_Task statement_
Could you give the data below again, exactly and completely?

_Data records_

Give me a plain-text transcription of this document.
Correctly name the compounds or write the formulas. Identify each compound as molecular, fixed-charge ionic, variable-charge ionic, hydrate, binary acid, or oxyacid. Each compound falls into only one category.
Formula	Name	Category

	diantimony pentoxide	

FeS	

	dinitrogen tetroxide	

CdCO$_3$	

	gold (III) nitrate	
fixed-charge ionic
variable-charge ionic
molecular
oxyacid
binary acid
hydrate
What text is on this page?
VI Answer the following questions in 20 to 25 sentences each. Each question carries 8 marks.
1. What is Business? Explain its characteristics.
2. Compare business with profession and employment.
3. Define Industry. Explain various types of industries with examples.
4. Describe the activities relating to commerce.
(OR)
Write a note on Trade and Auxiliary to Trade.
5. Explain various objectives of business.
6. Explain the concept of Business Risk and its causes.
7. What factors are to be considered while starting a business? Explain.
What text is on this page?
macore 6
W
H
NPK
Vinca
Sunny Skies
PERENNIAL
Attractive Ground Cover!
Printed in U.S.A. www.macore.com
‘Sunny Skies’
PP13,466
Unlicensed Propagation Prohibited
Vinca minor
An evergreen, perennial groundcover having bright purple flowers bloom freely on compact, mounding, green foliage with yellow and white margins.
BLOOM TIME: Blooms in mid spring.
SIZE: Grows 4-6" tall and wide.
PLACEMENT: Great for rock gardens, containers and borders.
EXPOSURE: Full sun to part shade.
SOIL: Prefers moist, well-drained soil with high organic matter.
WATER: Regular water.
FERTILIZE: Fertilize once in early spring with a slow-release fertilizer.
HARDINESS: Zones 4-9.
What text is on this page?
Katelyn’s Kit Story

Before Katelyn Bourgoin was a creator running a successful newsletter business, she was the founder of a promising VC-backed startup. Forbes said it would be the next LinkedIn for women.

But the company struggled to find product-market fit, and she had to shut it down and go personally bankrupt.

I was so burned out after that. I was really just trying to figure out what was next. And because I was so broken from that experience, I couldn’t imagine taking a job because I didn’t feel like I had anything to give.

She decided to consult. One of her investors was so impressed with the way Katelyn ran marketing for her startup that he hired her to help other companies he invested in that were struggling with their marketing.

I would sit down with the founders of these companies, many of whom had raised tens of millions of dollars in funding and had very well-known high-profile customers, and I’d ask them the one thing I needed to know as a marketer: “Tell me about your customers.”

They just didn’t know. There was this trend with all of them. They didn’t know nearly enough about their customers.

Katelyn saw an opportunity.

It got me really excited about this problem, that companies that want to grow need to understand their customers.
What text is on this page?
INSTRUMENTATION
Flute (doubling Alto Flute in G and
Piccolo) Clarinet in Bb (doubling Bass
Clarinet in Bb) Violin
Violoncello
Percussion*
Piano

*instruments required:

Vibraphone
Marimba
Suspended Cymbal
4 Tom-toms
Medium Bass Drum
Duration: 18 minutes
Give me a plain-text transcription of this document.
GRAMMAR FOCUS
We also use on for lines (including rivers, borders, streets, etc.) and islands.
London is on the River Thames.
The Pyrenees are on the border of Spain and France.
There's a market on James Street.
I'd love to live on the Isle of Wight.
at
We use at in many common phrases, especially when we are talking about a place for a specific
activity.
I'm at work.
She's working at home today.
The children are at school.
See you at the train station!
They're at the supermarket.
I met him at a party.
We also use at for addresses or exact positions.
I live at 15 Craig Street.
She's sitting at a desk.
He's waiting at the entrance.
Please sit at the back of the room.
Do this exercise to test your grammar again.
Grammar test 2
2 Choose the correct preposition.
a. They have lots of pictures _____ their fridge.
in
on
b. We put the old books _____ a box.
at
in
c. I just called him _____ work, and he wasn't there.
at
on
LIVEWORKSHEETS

_Response to the exercise_
Give me a plain-text transcription of this document.
Correctly name the compounds or write the formulas. Identify each compound as molecular, fixed-charge ionic, variable-charge ionic, hydrate, binary acid, or oxyacid. Each compound falls into only one category.
Formula	Name	Category

	diantimony pentoxide	

FeS	

	dinitrogen tetroxide	

CdCO$_3$	

	gold (III) nitrate	
fixed-charge ionic
variable-charge ionic
molecular
oxyacid
binary acid
hydrate
What text is on this page?
VI Answer the following questions in 20 to 25 sentences each. Each question carries 8 marks.
1. What is Business? Explain its characteristics.
2. Compare business with profession and employment.
3. Define Industry. Explain various types of industries with examples.
4. Describe the activities relating to commerce.
(OR)
Write a note on Trade and Auxiliary to Trade.
5. Explain various objectives of business.
6. Explain the concept of Business Risk and its causes.
7. What factors are to be considered while starting a business? Explain.
What text is on this page?
macore 6
W
H
NPK
Vinca
Sunny Skies
PERENNIAL
Attractive Ground Cover!
Printed in U.S.A. www.macore.com
‘Sunny Skies’
PP13,466
Unlicensed Propagation Prohibited
Vinca minor
An evergreen, perennial groundcover having bright purple flowers bloom freely on compact, mounding, green foliage with yellow and white margins.
BLOOM TIME: Blooms in mid spring.
SIZE: Grows 4-6" tall and wide.
PLACEMENT: Great for rock gardens, containers and borders.
EXPOSURE: Full sun to part shade.
SOIL: Prefers moist, well-drained soil with high organic matter.
WATER: Regular water.
FERTILIZE: Fertilize once in early spring with a slow-release fertilizer.
HARDINESS: Zones 4-9.
What text is on this page?
Katelyn’s Kit Story

Before Katelyn Bourgoin was a creator running a successful newsletter business, she was the founder of a promising VC-backed startup. Forbes said it would be the next LinkedIn for women.

But the company struggled to find product-market fit, and she had to shut it down and go personally bankrupt.

I was so burned out after that. I was really just trying to figure out what was next. And because I was so broken from that experience, I couldn’t imagine taking a job because I didn’t feel like I had anything to give.

She decided to consult. One of her investors was so impressed with the way Katelyn ran marketing for her startup that he hired her to help other companies he invested in that were struggling with their marketing.

I would sit down with the founders of these companies, many of whom had raised tens of millions of dollars in funding and had very well-known high-profile customers, and I’d ask them the one thing I needed to know as a marketer: “Tell me about your customers.”

They just didn’t know. There was this trend with all of them. They didn’t know nearly enough about their customers.

Katelyn saw an opportunity.

It got me really excited about this problem, that companies that want to grow need to understand their customers.
What text is on this page?
INSTRUMENTATION
Flute (doubling Alto Flute in G and
Piccolo) Clarinet in Bb (doubling Bass
Clarinet in Bb) Violin
Violoncello
Percussion*
Piano

*instruments required:

Vibraphone
Marimba
Suspended Cymbal
4 Tom-toms
Medium Bass Drum
Duration: 18 minutes
Give me a plain-text transcription of this document.
GRAMMAR FOCUS
We also use on for lines (including rivers, borders, streets, etc.) and islands.
London is on the River Thames.
The Pyrenees are on the border of Spain and France.
There's a market on James Street.
I'd love to live on the Isle of Wight.
at
We use at in many common phrases, especially when we are talking about a place for a specific
activity.
I'm at work.
She's working at home today.
The children are at school.
See you at the train station!
They're at the supermarket.
I met him at a party.
We also use at for addresses or exact positions.
I live at 15 Craig Street.
She's sitting at a desk.
He's waiting at the entrance.
Please sit at the back of the room.
Do this exercise to test your grammar again.
Grammar test 2
2 Choose the correct preposition.
a. They have lots of pictures _____ their fridge.
in
on
b. We put the old books _____ a box.
at
in
c. I just called him _____ work, and he wasn't there.
at
on
LIVEWORKSHEETS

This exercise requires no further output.